## INSTRUCCIONES DE TRABAJO
Reproduzca textualmente el tramo comprendido desde la línea que contiene "List UI elements" hasta la línea que contiene "x-axis-labels: Sun, Apr", ambas incluidas.

## LÍNEAS PROPORCIONADAS
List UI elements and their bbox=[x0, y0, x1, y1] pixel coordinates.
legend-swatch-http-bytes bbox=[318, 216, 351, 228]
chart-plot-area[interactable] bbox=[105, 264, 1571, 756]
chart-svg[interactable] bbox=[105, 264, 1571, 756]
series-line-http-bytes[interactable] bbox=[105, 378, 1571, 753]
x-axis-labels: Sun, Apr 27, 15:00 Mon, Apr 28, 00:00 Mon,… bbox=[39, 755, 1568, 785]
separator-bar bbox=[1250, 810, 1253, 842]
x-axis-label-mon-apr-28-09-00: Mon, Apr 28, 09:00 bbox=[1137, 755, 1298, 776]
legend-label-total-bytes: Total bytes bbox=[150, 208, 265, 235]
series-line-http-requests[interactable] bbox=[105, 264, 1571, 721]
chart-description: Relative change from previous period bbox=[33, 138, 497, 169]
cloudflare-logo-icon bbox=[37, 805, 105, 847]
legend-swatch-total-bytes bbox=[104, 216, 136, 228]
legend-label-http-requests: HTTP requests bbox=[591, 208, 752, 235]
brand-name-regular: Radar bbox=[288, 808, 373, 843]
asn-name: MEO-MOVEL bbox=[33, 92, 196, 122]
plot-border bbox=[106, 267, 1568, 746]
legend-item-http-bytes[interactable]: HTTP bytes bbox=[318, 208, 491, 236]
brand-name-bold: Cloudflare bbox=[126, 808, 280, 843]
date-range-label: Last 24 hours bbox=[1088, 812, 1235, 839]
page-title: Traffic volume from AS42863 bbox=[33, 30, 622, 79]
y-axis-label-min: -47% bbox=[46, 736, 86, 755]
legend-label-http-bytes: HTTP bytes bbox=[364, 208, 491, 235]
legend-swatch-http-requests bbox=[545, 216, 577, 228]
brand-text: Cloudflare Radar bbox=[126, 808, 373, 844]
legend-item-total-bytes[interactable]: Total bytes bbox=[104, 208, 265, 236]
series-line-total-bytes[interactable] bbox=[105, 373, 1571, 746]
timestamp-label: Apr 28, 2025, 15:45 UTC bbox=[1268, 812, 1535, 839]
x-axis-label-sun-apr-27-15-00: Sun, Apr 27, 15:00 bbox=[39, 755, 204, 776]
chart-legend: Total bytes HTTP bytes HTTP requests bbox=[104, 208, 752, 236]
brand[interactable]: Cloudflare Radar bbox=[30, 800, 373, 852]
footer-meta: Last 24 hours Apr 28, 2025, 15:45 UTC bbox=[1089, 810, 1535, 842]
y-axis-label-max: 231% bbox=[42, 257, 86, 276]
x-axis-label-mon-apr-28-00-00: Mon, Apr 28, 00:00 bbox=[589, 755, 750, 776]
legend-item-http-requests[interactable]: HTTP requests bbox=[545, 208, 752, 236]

==

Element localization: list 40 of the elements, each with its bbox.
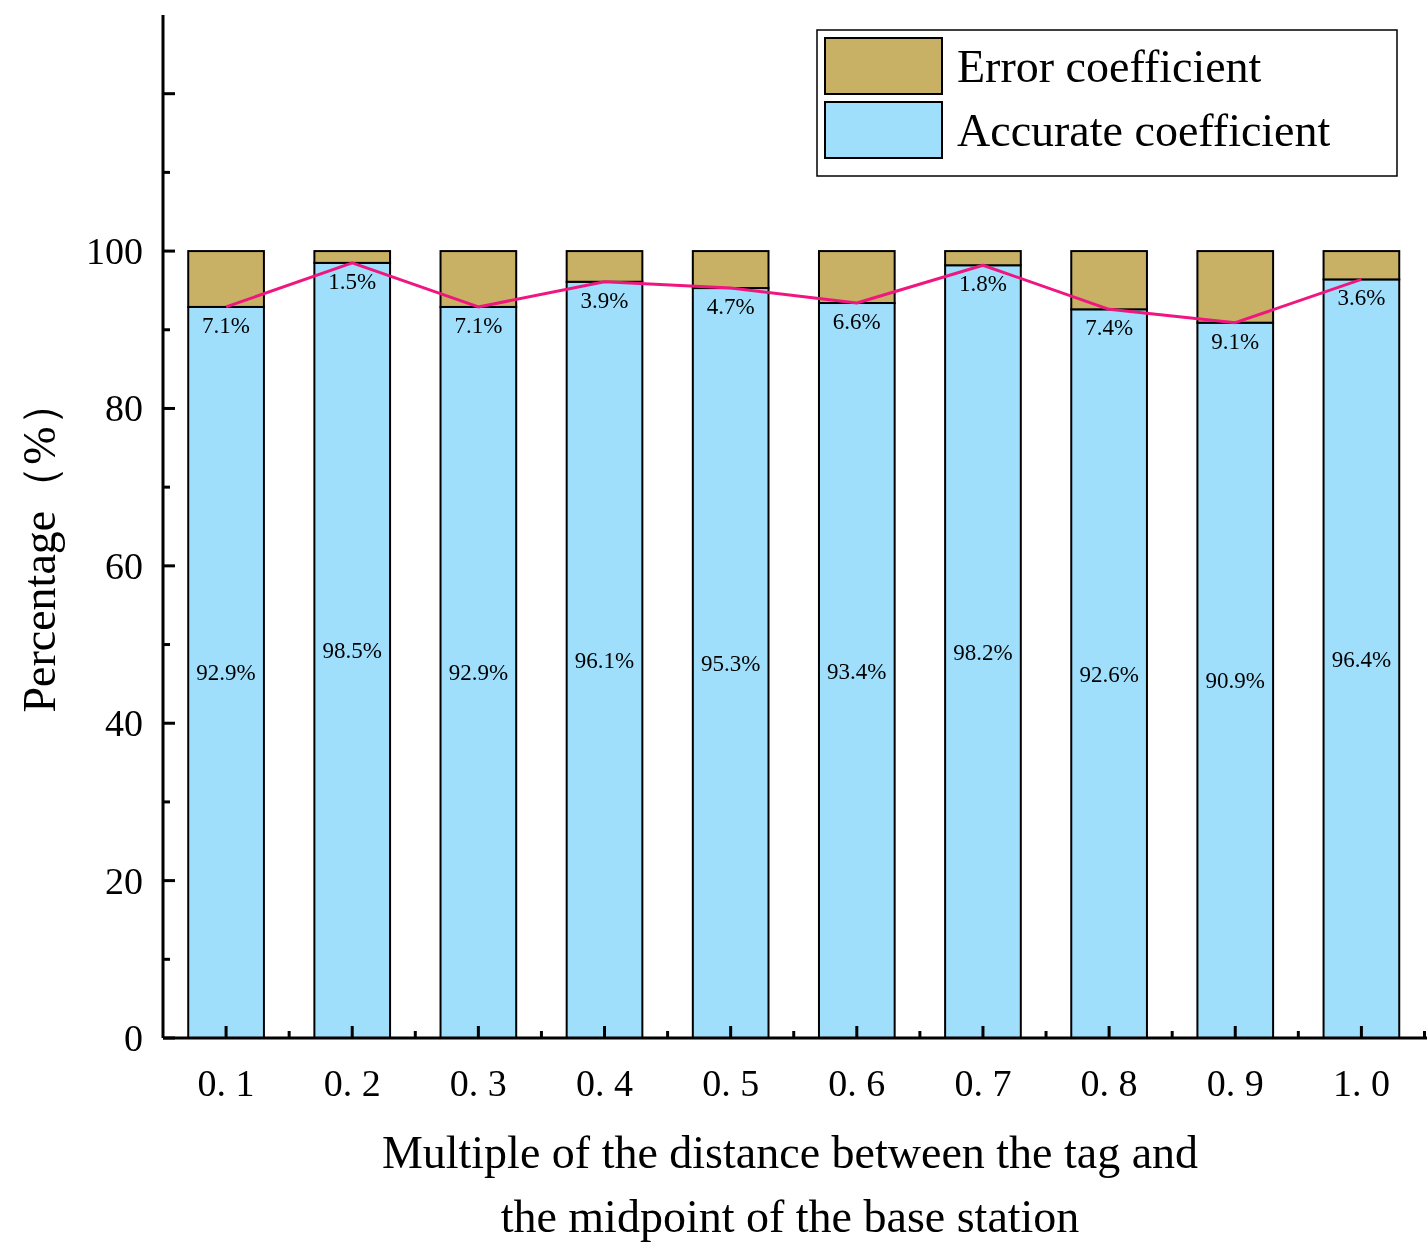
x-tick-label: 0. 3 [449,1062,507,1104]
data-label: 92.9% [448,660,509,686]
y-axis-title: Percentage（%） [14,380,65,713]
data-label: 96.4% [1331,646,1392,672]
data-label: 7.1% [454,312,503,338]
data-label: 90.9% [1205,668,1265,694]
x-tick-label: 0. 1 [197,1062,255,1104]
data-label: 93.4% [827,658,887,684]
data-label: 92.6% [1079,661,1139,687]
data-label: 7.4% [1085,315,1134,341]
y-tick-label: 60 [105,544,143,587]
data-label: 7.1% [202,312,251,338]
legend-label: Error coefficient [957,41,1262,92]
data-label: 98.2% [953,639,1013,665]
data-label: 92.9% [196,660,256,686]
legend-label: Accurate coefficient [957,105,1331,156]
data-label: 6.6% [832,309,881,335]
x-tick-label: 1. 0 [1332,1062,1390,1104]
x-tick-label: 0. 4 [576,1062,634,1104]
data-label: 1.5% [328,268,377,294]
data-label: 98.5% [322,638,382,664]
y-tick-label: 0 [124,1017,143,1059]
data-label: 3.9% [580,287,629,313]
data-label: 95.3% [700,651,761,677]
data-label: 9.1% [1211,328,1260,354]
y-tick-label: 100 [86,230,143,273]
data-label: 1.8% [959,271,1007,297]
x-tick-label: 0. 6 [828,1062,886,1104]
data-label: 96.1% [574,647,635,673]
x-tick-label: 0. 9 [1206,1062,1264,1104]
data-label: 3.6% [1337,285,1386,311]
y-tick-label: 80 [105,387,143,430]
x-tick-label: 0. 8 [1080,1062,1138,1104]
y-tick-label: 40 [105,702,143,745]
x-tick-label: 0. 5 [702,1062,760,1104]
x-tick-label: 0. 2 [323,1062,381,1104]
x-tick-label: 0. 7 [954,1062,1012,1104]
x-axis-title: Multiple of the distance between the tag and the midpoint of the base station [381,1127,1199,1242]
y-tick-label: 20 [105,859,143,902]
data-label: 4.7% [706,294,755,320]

## RESULTADO COMPLETO
List UI elements and their bbox=[x0, y0, x1, y1] pixel coordinates.
legend-swatch-http-bytes bbox=[318, 216, 351, 228]
chart-plot-area[interactable] bbox=[105, 264, 1571, 756]
chart-svg[interactable] bbox=[105, 264, 1571, 756]
series-line-http-bytes[interactable] bbox=[105, 378, 1571, 753]
x-axis-labels: Sun, Apr 27, 15:00 Mon, Apr 28, 00:00 Mon,… bbox=[39, 755, 1568, 785]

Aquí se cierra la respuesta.